- _EXERCISE AIM_: Omit all pictures, then retype the data exactly as given.

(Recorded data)
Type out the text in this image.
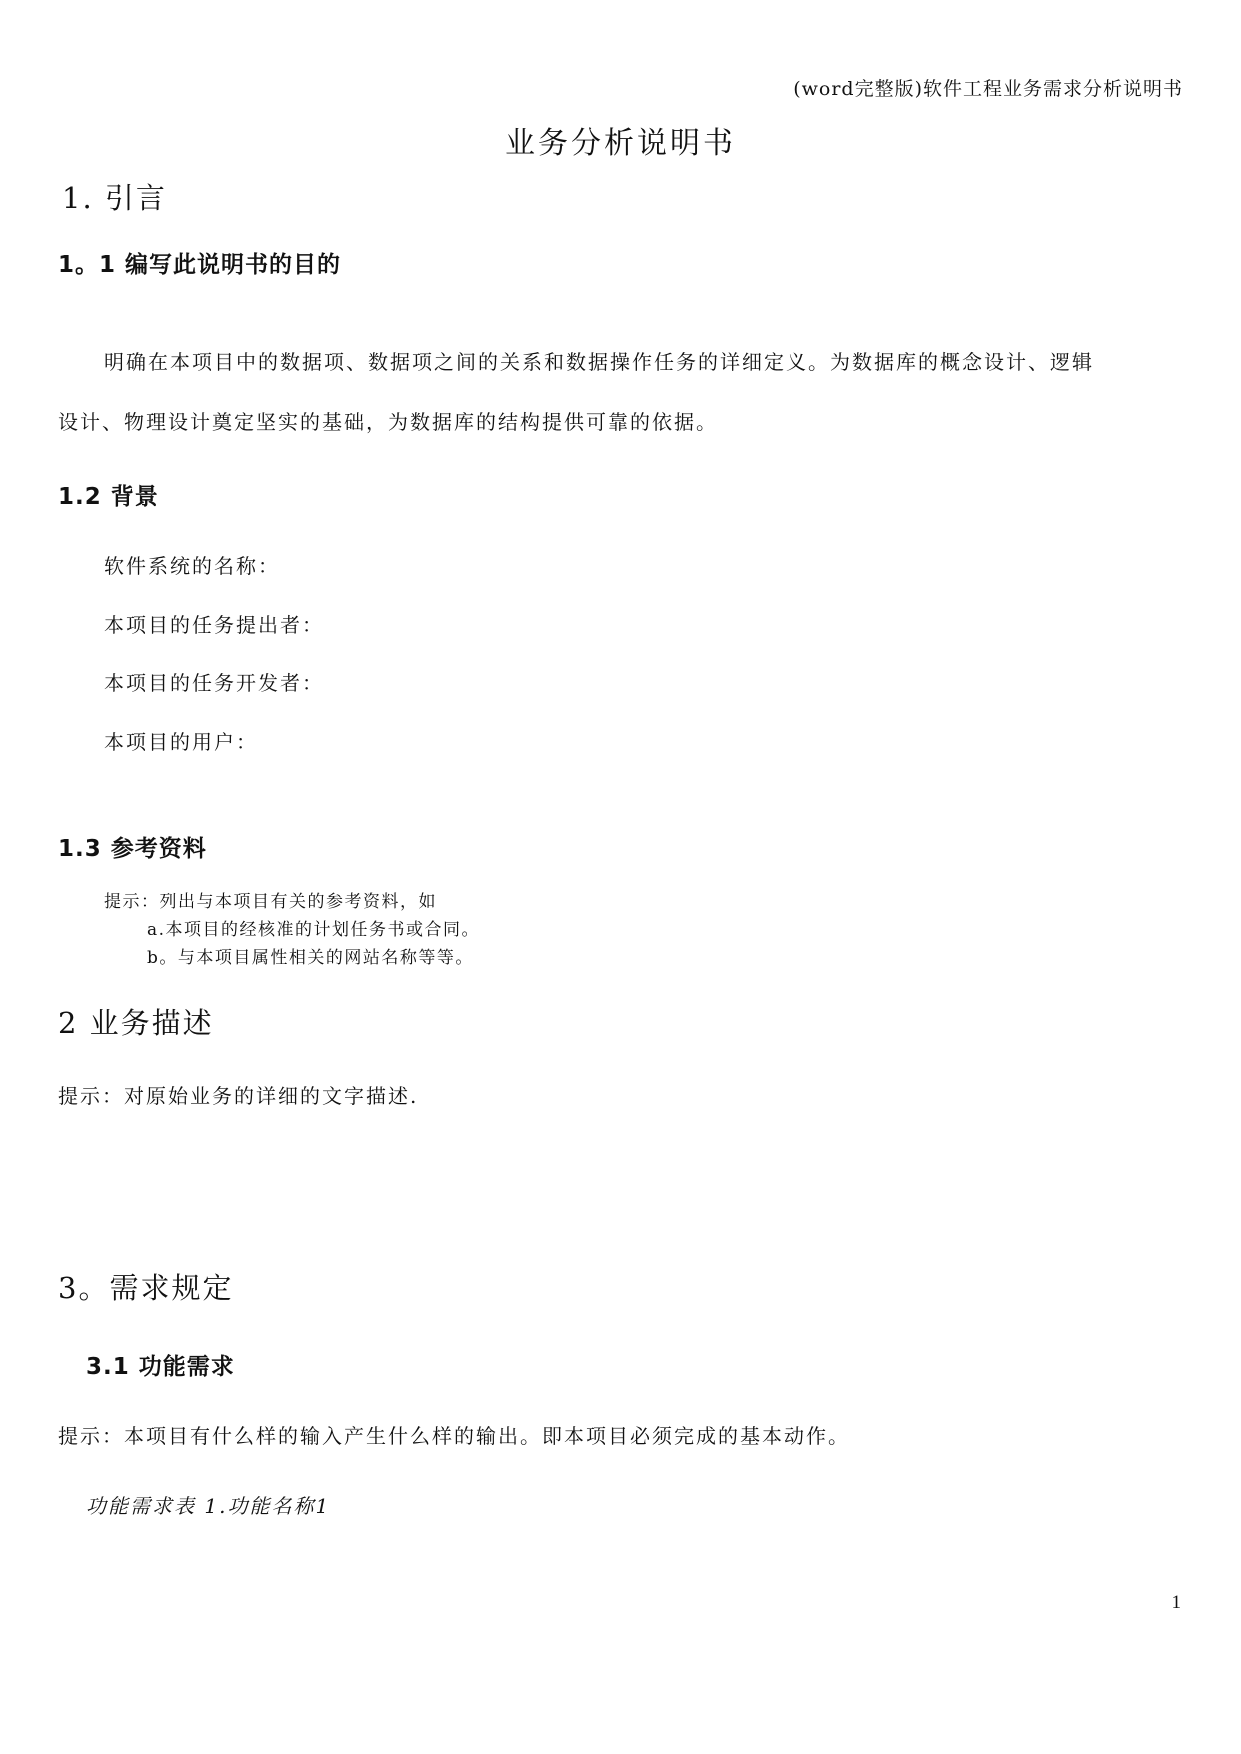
(word完整版)软件工程业务需求分析说明书
业务分析说明书
1. 引言
1。1 编写此说明书的目的
明确在本项目中的数据项、数据项之间的关系和数据操作任务的详细定义。为数据库的概念设计、逻辑
设计、物理设计奠定坚实的基础，为数据库的结构提供可靠的依据。
1.2 背景
软件系统的名称：
本项目的任务提出者：
本项目的任务开发者：
本项目的用户：
1.3 参考资料
提示：列出与本项目有关的参考资料，如
a.本项目的经核准的计划任务书或合同。
b。与本项目属性相关的网站名称等等。
2 业务描述
提示：对原始业务的详细的文字描述.
3。需求规定
3.1 功能需求
提示：本项目有什么样的输入产生什么样的输出。即本项目必须完成的基本动作。
功能需求表 1.功能名称1
1
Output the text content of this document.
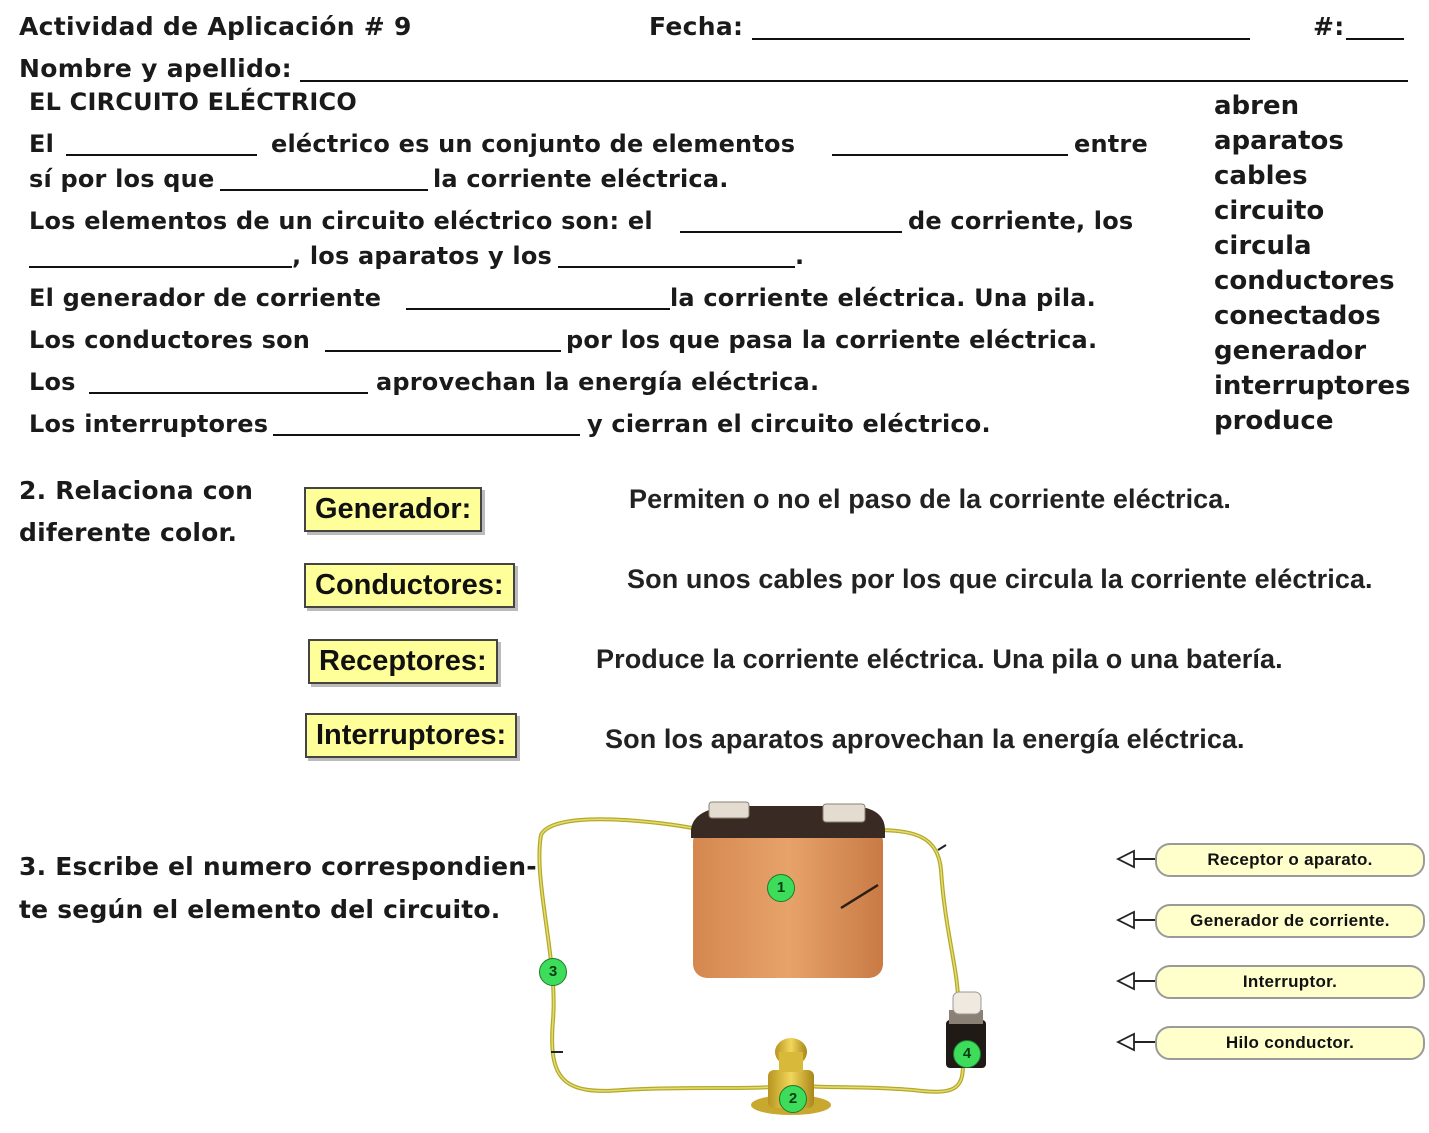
Actividad de Aplicación # 9	Fecha:	#:
Nombre y apellido:
EL CIRCUITO ELÉCTRICO
El	eléctrico es un conjunto de elementos	entre
sí por los que	la corriente eléctrica.
Los elementos de un circuito eléctrico son: el	de corriente, los
, los aparatos y los	.
El generador de corriente	la corriente eléctrica. Una pila.
Los conductores son	por los que pasa la corriente eléctrica.
Los	aprovechan la energía eléctrica.
Los interruptores	y cierran el circuito eléctrico.
abren
aparatos
cables
circuito
circula
conductores
conectados
generador
interruptores
produce
2. Relaciona con
diferente color.
Generador:
Conductores:
Receptores:
Interruptores:
Permiten o no el paso de la corriente eléctrica.
Son unos cables por los que circula la corriente eléctrica.
Produce la corriente eléctrica. Una pila o una batería.
Son los aparatos aprovechan la energía eléctrica.
3. Escribe el numero correspondien-
te según el elemento del circuito.
1
2
3
4
Receptor o aparato.
Generador de corriente.
Interruptor.
Hilo conductor.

- _FULL ANSWER_:
Type out the text in this image.
(word完整版)软件工程业务需求分析说明书
业务分析说明书
1. 引言
1。1 编写此说明书的目的
明确在本项目中的数据项、数据项之间的关系和数据操作任务的详细定义。为数据库的概念设计、逻辑
设计、物理设计奠定坚实的基础，为数据库的结构提供可靠的依据。
1.2 背景
软件系统的名称：
本项目的任务提出者：
本项目的任务开发者：
本项目的用户：
1.3 参考资料
提示：列出与本项目有关的参考资料，如
a.本项目的经核准的计划任务书或合同。
b。与本项目属性相关的网站名称等等。
2 业务描述
提示：对原始业务的详细的文字描述.
3。需求规定
3.1 功能需求
提示：本项目有什么样的输入产生什么样的输出。即本项目必须完成的基本动作。
功能需求表 1.功能名称1
1
Output the text content of this document.
Actividad de Aplicación # 9	Fecha:	#:
Nombre y apellido:
EL CIRCUITO ELÉCTRICO
El	eléctrico es un conjunto de elementos	entre
sí por los que	la corriente eléctrica.
Los elementos de un circuito eléctrico son: el	de corriente, los
, los aparatos y los	.
El generador de corriente	la corriente eléctrica. Una pila.
Los conductores son	por los que pasa la corriente eléctrica.
Los	aprovechan la energía eléctrica.
Los interruptores	y cierran el circuito eléctrico.
abren
aparatos
cables
circuito
circula
conductores
conectados
generador
interruptores
produce
2. Relaciona con
diferente color.
Generador:
Conductores:
Receptores:
Interruptores:
Permiten o no el paso de la corriente eléctrica.
Son unos cables por los que circula la corriente eléctrica.
Produce la corriente eléctrica. Una pila o una batería.
Son los aparatos aprovechan la energía eléctrica.
3. Escribe el numero correspondien-
te según el elemento del circuito.
1
2
3
4
Receptor o aparato.
Generador de corriente.
Interruptor.
Hilo conductor.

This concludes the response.